**Stated exercise:** Return every record verbatim.

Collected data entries

******

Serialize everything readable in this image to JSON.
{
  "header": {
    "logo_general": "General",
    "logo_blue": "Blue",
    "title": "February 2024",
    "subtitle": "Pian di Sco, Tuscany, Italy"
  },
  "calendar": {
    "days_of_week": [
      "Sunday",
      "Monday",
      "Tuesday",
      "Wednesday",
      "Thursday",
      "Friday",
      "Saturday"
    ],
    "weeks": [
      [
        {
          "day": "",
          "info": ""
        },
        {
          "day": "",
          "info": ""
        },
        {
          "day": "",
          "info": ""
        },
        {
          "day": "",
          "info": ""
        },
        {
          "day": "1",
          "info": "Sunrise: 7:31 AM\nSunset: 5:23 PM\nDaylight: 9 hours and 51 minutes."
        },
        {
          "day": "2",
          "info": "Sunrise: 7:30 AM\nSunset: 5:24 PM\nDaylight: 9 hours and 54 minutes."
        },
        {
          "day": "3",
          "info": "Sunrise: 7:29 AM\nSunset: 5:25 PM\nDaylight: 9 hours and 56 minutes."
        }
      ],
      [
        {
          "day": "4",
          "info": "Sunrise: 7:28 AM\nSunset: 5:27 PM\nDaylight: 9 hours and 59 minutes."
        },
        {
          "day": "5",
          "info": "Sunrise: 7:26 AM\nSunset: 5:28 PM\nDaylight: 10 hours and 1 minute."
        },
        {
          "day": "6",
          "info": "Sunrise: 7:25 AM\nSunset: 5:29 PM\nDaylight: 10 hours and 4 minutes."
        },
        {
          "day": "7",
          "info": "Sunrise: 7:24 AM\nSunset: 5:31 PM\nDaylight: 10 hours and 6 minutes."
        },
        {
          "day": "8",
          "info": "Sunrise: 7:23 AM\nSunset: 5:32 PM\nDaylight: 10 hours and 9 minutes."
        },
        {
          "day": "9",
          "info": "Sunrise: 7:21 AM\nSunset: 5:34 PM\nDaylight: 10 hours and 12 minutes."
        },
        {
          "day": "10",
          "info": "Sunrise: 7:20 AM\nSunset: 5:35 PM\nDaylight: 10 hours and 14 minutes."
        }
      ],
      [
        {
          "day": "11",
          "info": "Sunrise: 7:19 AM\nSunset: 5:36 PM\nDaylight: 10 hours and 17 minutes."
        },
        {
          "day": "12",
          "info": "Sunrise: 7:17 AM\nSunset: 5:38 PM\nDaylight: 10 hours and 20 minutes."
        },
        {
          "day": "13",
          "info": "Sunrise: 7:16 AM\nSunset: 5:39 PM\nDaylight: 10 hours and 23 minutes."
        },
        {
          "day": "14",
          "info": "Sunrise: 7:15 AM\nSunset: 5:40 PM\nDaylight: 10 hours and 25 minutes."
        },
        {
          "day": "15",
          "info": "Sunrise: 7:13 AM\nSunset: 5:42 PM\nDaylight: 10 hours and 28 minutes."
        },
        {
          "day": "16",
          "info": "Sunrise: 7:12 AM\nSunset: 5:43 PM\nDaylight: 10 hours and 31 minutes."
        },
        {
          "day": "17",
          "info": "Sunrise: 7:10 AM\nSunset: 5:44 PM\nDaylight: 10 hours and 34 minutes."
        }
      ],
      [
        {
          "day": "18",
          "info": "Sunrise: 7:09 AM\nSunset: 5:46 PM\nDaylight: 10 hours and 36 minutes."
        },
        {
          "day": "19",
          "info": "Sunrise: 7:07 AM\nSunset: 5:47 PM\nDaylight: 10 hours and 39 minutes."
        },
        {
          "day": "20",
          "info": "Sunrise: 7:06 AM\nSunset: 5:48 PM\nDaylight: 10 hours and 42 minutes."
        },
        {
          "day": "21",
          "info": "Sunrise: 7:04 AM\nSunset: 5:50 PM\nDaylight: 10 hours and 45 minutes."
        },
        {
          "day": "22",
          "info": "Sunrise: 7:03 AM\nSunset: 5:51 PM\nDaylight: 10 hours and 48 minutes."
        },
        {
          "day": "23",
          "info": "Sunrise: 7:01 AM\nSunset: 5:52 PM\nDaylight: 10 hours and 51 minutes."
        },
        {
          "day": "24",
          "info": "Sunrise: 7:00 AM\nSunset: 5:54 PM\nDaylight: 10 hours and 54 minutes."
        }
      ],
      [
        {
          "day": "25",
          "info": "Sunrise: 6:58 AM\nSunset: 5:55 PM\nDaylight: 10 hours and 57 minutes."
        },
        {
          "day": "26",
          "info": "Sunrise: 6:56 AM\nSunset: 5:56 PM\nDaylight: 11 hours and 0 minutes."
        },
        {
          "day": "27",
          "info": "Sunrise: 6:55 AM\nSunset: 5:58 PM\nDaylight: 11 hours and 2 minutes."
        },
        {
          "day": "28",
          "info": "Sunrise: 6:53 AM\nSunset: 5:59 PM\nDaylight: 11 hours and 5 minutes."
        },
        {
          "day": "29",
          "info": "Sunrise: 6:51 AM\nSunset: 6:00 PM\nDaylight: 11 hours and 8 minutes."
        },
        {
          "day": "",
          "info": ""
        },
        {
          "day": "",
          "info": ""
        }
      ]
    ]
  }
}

******

**The solution:**
Serialize everything readable in this image to JSON.
{
  "header": {
    "logo_general": "General",
    "logo_blue": "Blue",
    "title": "February 2024",
    "subtitle": "Pian di Sco, Tuscany, Italy"
  },
  "calendar": {
    "days_of_week": [
      "Sunday",
      "Monday",
      "Tuesday",
      "Wednesday",
      "Thursday",
      "Friday",
      "Saturday"
    ],
    "weeks": [
      [
        {
          "day": "",
          "info": ""
        },
        {
          "day": "",
          "info": ""
        },
        {
          "day": "",
          "info": ""
        },
        {
          "day": "",
          "info": ""
        },
        {
          "day": "1",
          "info": "Sunrise: 7:31 AM\nSunset: 5:23 PM\nDaylight: 9 hours and 51 minutes."
        },
        {
          "day": "2",
          "info": "Sunrise: 7:30 AM\nSunset: 5:24 PM\nDaylight: 9 hours and 54 minutes."
        },
        {
          "day": "3",
          "info": "Sunrise: 7:29 AM\nSunset: 5:25 PM\nDaylight: 9 hours and 56 minutes."
        }
      ],
      [
        {
          "day": "4",
          "info": "Sunrise: 7:28 AM\nSunset: 5:27 PM\nDaylight: 9 hours and 59 minutes."
        },
        {
          "day": "5",
          "info": "Sunrise: 7:26 AM\nSunset: 5:28 PM\nDaylight: 10 hours and 1 minute."
        },
        {
          "day": "6",
          "info": "Sunrise: 7:25 AM\nSunset: 5:29 PM\nDaylight: 10 hours and 4 minutes."
        },
        {
          "day": "7",
          "info": "Sunrise: 7:24 AM\nSunset: 5:31 PM\nDaylight: 10 hours and 6 minutes."
        },
        {
          "day": "8",
          "info": "Sunrise: 7:23 AM\nSunset: 5:32 PM\nDaylight: 10 hours and 9 minutes."
        },
        {
          "day": "9",
          "info": "Sunrise: 7:21 AM\nSunset: 5:34 PM\nDaylight: 10 hours and 12 minutes."
        },
        {
          "day": "10",
          "info": "Sunrise: 7:20 AM\nSunset: 5:35 PM\nDaylight: 10 hours and 14 minutes."
        }
      ],
      [
        {
          "day": "11",
          "info": "Sunrise: 7:19 AM\nSunset: 5:36 PM\nDaylight: 10 hours and 17 minutes."
        },
        {
          "day": "12",
          "info": "Sunrise: 7:17 AM\nSunset: 5:38 PM\nDaylight: 10 hours and 20 minutes."
        },
        {
          "day": "13",
          "info": "Sunrise: 7:16 AM\nSunset: 5:39 PM\nDaylight: 10 hours and 23 minutes."
        },
        {
          "day": "14",
          "info": "Sunrise: 7:15 AM\nSunset: 5:40 PM\nDaylight: 10 hours and 25 minutes."
        },
        {
          "day": "15",
          "info": "Sunrise: 7:13 AM\nSunset: 5:42 PM\nDaylight: 10 hours and 28 minutes."
        },
        {
          "day": "16",
          "info": "Sunrise: 7:12 AM\nSunset: 5:43 PM\nDaylight: 10 hours and 31 minutes."
        },
        {
          "day": "17",
          "info": "Sunrise: 7:10 AM\nSunset: 5:44 PM\nDaylight: 10 hours and 34 minutes."
        }
      ],
      [
        {
          "day": "18",
          "info": "Sunrise: 7:09 AM\nSunset: 5:46 PM\nDaylight: 10 hours and 36 minutes."
        },
        {
          "day": "19",
          "info": "Sunrise: 7:07 AM\nSunset: 5:47 PM\nDaylight: 10 hours and 39 minutes."
        },
        {
          "day": "20",
          "info": "Sunrise: 7:06 AM\nSunset: 5:48 PM\nDaylight: 10 hours and 42 minutes."
        },
        {
          "day": "21",
          "info": "Sunrise: 7:04 AM\nSunset: 5:50 PM\nDaylight: 10 hours and 45 minutes."
        },
        {
          "day": "22",
          "info": "Sunrise: 7:03 AM\nSunset: 5:51 PM\nDaylight: 10 hours and 48 minutes."
        },
        {
          "day": "23",
          "info": "Sunrise: 7:01 AM\nSunset: 5:52 PM\nDaylight: 10 hours and 51 minutes."
        },
        {
          "day": "24",
          "info": "Sunrise: 7:00 AM\nSunset: 5:54 PM\nDaylight: 10 hours and 54 minutes."
        }
      ],
      [
        {
          "day": "25",
          "info": "Sunrise: 6:58 AM\nSunset: 5:55 PM\nDaylight: 10 hours and 57 minutes."
        },
        {
          "day": "26",
          "info": "Sunrise: 6:56 AM\nSunset: 5:56 PM\nDaylight: 11 hours and 0 minutes."
        },
        {
          "day": "27",
          "info": "Sunrise: 6:55 AM\nSunset: 5:58 PM\nDaylight: 11 hours and 2 minutes."
        },
        {
          "day": "28",
          "info": "Sunrise: 6:53 AM\nSunset: 5:59 PM\nDaylight: 11 hours and 5 minutes."
        },
        {
          "day": "29",
          "info": "Sunrise: 6:51 AM\nSunset: 6:00 PM\nDaylight: 11 hours and 8 minutes."
        },
        {
          "day": "",
          "info": ""
        },
        {
          "day": "",
          "info": ""
        }
      ]
    ]
  }
}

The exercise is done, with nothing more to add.